The records:

/---

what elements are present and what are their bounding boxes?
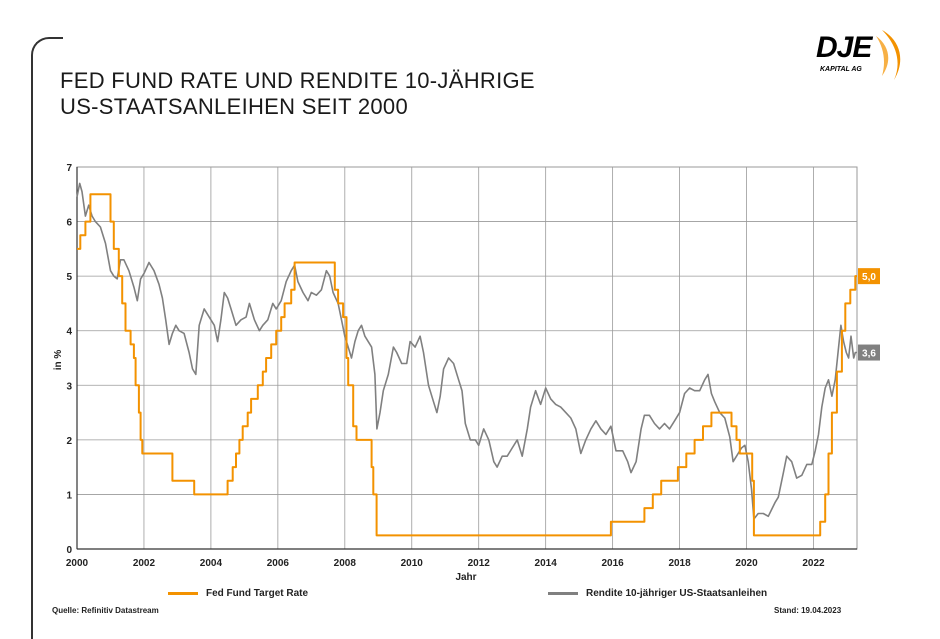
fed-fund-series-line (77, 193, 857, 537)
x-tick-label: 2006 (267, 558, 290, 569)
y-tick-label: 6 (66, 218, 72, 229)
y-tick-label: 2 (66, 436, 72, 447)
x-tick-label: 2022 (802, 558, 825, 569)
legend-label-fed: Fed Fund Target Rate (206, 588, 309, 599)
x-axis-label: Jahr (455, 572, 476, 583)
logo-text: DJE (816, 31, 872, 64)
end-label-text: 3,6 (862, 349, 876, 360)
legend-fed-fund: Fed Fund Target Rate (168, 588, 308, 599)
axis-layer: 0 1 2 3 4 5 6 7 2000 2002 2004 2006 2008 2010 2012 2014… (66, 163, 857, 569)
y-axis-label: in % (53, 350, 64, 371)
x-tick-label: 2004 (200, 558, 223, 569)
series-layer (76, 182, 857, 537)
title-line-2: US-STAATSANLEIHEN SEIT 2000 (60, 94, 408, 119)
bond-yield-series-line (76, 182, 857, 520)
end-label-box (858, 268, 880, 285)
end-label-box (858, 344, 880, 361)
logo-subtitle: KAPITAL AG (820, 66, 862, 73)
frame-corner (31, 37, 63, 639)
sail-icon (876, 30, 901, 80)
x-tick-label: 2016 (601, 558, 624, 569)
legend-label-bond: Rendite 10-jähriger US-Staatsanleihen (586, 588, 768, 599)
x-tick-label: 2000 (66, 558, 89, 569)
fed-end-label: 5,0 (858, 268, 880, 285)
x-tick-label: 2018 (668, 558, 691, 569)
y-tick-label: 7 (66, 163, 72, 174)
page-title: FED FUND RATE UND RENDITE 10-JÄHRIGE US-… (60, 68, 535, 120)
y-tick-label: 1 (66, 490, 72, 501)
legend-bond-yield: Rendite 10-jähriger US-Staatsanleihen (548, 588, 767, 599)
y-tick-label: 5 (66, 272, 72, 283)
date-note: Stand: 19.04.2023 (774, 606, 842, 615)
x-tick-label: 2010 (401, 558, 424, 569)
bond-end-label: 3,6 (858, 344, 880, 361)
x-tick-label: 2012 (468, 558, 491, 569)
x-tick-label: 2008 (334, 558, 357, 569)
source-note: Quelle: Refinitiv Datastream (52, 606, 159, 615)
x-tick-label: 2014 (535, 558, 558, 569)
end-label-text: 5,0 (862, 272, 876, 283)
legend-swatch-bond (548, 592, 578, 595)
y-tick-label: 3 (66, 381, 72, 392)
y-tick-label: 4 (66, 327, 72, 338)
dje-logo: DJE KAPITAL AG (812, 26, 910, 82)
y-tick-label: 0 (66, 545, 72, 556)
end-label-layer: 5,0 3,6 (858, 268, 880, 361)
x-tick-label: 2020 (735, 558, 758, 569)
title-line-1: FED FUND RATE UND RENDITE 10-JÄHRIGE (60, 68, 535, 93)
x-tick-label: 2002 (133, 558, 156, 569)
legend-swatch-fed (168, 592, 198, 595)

\---

Task directions:
Render all the rows above as a JSON list of strings, one string per line, skipping blank lines. Omit the pictures.

Response:
[
  "what elements are present and what are their bounding boxes?",
  "fed-fund-series-line (77, 193, 857, 537)",
  "x-tick-label: 2006 (267, 558, 290, 569)",
  "y-tick-label: 6 (66, 218, 72, 229)",
  "y-tick-label: 2 (66, 436, 72, 447)",
  "x-tick-label: 2022 (802, 558, 825, 569)",
  "legend-label-fed: Fed Fund Target Rate (206, 588, 309, 599)",
  "x-axis-label: Jahr (455, 572, 476, 583)",
  "logo-text: DJE (816, 31, 872, 64)",
  "end-label-text: 3,6 (862, 349, 876, 360)",
  "legend-fed-fund: Fed Fund Target Rate (168, 588, 308, 599)",
  "axis-layer: 0 1 2 3 4 5 6 7 2000 2002 2004 2006 2008 2010 2012 2014… (66, 163, 857, 569)",
  "y-axis-label: in % (53, 350, 64, 371)",
  "x-tick-label: 2004 (200, 558, 223, 569)",
  "series-layer (76, 182, 857, 537)",
  "title-line-2: US-STAATSANLEIHEN SEIT 2000 (60, 94, 408, 119)",
  "bond-yield-series-line (76, 182, 857, 520)",
  "end-label-box (858, 268, 880, 285)",
  "end-label-box (858, 344, 880, 361)",
  "logo-subtitle: KAPITAL AG (820, 66, 862, 73)",
  "frame-corner (31, 37, 63, 639)",
  "sail-icon (876, 30, 901, 80)",
  "x-tick-label: 2016 (601, 558, 624, 569)",
  "legend-label-bond: Rendite 10-jähriger US-Staatsanleihen (586, 588, 768, 599)",
  "x-tick-label: 2000 (66, 558, 89, 569)",
  "fed-end-label: 5,0 (858, 268, 880, 285)",
  "x-tick-label: 2018 (668, 558, 691, 569)",
  "y-tick-label: 7 (66, 163, 72, 174)",
  "page-title: FED FUND RATE UND RENDITE 10-JÄHRIGE US-… (60, 68, 535, 120)",
  "y-tick-label: 1 (66, 490, 72, 501)",
  "legend-bond-yield: Rendite 10-jähriger US-Staatsanleihen (548, 588, 767, 599)",
  "y-tick-label: 5 (66, 272, 72, 283)",
  "date-note: Stand: 19.04.2023 (774, 606, 842, 615)",
  "x-tick-label: 2010 (401, 558, 424, 569)",
  "bond-end-label: 3,6 (858, 344, 880, 361)",
  "x-tick-label: 2012 (468, 558, 491, 569)",
  "x-tick-label: 2008 (334, 558, 357, 569)",
  "source-note: Quelle: Refinitiv Datastream (52, 606, 159, 615)",
  "x-tick-label: 2014 (535, 558, 558, 569)",
  "end-label-text: 5,0 (862, 272, 876, 283)",
  "legend-swatch-bond (548, 592, 578, 595)",
  "y-tick-label: 3 (66, 381, 72, 392)",
  "y-tick-label: 4 (66, 327, 72, 338)",
  "dje-logo: DJE KAPITAL AG (812, 26, 910, 82)",
  "y-tick-label: 0 (66, 545, 72, 556)",
  "end-label-layer: 5,0 3,6 (858, 268, 880, 361)",
  "x-tick-label: 2020 (735, 558, 758, 569)",
  "title-line-1: FED FUND RATE UND RENDITE 10-JÄHRIGE (60, 68, 535, 93)",
  "x-tick-label: 2002 (133, 558, 156, 569)",
  "legend-swatch-fed (168, 592, 198, 595)"
]